**Article:**
######
What You Need to Know About the Scandi Hairline Trend

Published 18th Aug 2023 by hjiadmin

The ‘Scandi Hairline’ trend has been all over our socials this season, with clients looking to embrace a vibrant yet natural, summer blonde look. We asked the experts why it's so popular and how to recreate it the salon.

The Scandi Hairline (short for Scandinavian) has been in-demand this summer as a natural looking lightening technique, mimicking a sun-kissed look on the perimeter of clients’ hair. Danilo Giangreco, owner of Danilo Hair Boutique, summarises: “The lightening is a smooth transition from the forehead to the hair. The soft and seamless blending effect gives the illusion of natural growth and face-framing.” A much more subtle version of the ‘money-piece’, the Scandi Hairline complements clients’ complexions and looks great when tied up too. Ben Brazzo, Artistic Director at Jack & The Wolfe adds: "When the hair is worn up, it creates a flattering softness around the face while brightening it."

How to Achieve the Scandi Hairline 

Whether it’s a stand-alone treatment, or in addition to a balayage, the Scandi Hairline is acknowledged as a relatively quick and low-cost service. Perhaps this is because it can be done at the basin, making the front perimeter of the hair as accessible as possible and giving you the option to rinse for a subtle look.

To achieve the look, use a fine pintail comb to section off the hair, and paint small sections freehand. Simon Tuckwell, Director of Tuckwell & Co, says: “As we are only focusing on the perimeter of the hair, this needs to be done delicately, and freehand means we can get that extra fine detail.” Danilo Giangreco agrees that this approach allows for more control, "You can use the comb to apply less pre-lightener, which creates an even more seamless effect."

What’s more, Marlon Hawkins, Artistic Director at Brooks & Brooks London, advises to paint towards the face in order to avoid any lightener or high lift being applied directly to, or bleeding into, the hair behind. "You could even flip the painted hair forward and place foil underneath," Grace Dalgleish, Yuv UK Colour ambassador, suggests. "This will ensure the other sections of hair are protected from the bleach."

How is the Look Maintained?
######
**Listed entries:**
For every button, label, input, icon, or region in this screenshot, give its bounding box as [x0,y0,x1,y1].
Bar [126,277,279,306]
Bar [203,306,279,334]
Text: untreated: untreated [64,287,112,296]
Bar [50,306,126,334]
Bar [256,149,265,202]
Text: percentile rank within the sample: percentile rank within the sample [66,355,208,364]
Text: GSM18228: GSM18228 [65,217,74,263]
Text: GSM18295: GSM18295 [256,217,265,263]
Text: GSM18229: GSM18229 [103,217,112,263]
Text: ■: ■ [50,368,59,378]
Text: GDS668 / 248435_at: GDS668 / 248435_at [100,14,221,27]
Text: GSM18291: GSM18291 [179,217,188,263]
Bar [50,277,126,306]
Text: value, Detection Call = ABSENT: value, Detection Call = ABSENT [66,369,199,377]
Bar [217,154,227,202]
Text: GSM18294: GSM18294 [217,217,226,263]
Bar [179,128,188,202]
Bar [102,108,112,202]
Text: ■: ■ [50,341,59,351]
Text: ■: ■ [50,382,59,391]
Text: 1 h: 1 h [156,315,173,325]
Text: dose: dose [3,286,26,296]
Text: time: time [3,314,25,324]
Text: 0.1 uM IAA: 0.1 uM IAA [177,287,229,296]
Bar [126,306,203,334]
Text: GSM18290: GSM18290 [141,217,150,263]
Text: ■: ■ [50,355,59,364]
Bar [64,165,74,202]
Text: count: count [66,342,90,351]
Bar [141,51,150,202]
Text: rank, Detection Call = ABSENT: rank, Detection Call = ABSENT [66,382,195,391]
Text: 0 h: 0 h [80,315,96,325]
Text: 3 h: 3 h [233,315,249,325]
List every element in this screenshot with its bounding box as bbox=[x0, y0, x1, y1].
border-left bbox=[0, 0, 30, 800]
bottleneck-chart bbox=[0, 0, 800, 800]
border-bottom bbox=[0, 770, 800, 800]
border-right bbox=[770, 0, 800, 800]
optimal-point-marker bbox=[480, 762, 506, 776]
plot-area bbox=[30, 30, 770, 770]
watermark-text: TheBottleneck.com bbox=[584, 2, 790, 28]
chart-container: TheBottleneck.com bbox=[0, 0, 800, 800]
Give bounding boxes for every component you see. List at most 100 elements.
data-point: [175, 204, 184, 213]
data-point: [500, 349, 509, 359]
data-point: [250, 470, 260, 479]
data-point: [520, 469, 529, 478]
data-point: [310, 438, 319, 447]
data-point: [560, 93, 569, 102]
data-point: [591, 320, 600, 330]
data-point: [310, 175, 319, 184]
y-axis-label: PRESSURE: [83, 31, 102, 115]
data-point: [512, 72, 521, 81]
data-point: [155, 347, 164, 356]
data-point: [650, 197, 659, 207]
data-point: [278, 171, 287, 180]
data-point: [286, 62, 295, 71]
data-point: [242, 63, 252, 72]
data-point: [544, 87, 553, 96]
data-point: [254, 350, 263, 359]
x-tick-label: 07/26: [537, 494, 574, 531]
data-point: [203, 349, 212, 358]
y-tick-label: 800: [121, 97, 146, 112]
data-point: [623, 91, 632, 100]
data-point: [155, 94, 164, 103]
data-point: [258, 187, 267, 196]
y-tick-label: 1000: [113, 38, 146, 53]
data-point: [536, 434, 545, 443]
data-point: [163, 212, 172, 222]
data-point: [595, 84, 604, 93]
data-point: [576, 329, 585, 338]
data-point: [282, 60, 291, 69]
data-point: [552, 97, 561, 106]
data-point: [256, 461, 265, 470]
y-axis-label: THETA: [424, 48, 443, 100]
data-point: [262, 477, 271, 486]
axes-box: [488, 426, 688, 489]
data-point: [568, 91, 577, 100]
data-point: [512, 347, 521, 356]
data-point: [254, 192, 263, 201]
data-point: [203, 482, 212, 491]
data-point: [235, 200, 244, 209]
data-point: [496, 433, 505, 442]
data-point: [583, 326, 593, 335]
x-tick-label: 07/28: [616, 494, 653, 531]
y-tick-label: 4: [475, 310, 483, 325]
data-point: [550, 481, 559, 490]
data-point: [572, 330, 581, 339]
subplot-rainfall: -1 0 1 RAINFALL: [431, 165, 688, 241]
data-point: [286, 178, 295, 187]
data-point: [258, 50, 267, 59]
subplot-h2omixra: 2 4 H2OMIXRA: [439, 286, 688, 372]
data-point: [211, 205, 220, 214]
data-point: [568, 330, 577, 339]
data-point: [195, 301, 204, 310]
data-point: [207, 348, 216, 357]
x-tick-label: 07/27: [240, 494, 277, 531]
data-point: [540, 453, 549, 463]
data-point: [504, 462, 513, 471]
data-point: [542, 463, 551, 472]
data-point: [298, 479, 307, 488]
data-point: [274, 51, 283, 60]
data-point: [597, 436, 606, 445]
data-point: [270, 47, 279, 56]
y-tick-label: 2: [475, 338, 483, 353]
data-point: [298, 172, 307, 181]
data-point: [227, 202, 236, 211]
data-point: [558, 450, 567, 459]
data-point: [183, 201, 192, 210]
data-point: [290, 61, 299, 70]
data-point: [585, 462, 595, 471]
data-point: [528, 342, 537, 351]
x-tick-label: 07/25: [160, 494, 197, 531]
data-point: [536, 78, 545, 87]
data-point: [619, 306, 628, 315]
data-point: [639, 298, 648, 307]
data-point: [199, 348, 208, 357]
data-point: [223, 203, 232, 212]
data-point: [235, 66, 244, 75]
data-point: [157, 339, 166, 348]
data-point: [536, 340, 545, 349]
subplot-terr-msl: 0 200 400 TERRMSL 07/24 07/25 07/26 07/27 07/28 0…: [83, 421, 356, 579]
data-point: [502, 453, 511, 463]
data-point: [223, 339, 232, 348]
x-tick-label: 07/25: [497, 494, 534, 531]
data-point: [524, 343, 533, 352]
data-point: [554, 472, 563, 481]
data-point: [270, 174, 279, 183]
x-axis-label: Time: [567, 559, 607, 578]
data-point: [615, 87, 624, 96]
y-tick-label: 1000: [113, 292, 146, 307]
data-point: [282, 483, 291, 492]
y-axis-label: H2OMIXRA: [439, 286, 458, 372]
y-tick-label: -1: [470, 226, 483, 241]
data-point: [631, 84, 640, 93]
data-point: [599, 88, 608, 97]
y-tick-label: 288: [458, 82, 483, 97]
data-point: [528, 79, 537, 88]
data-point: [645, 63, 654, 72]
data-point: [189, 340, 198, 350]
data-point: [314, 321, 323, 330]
######
**Things to do:**
[1] In the article on the Scandi Hairline trend, turn the paragraph beginning "What's more, Marlon Hawkins" into a short bulleted list that keeps its main facts.
[2] According to the article on the Scandi Hairline trend, why are the small sections painted freehand? Answer in one to three sentences.

**Answers in order:**
[1]
- Marlon Hawkins, Artistic Director at Brooks & Brooks London, advises painting towards the face so that lightener or high lift is not applied directly to, or does not bleed into, the hair behind.
- Grace Dalgleish, Yuv UK Colour ambassador, suggests flipping the painted hair forward and placing foil underneath so the other sections of hair are protected from the bleach.

[2] Only the perimeter of the hair is being worked on, so the application must be delicate, and painting freehand allows extra fine detail. This approach also gives more control, since the comb can be used to apply less pre-lightener for an even more seamless effect.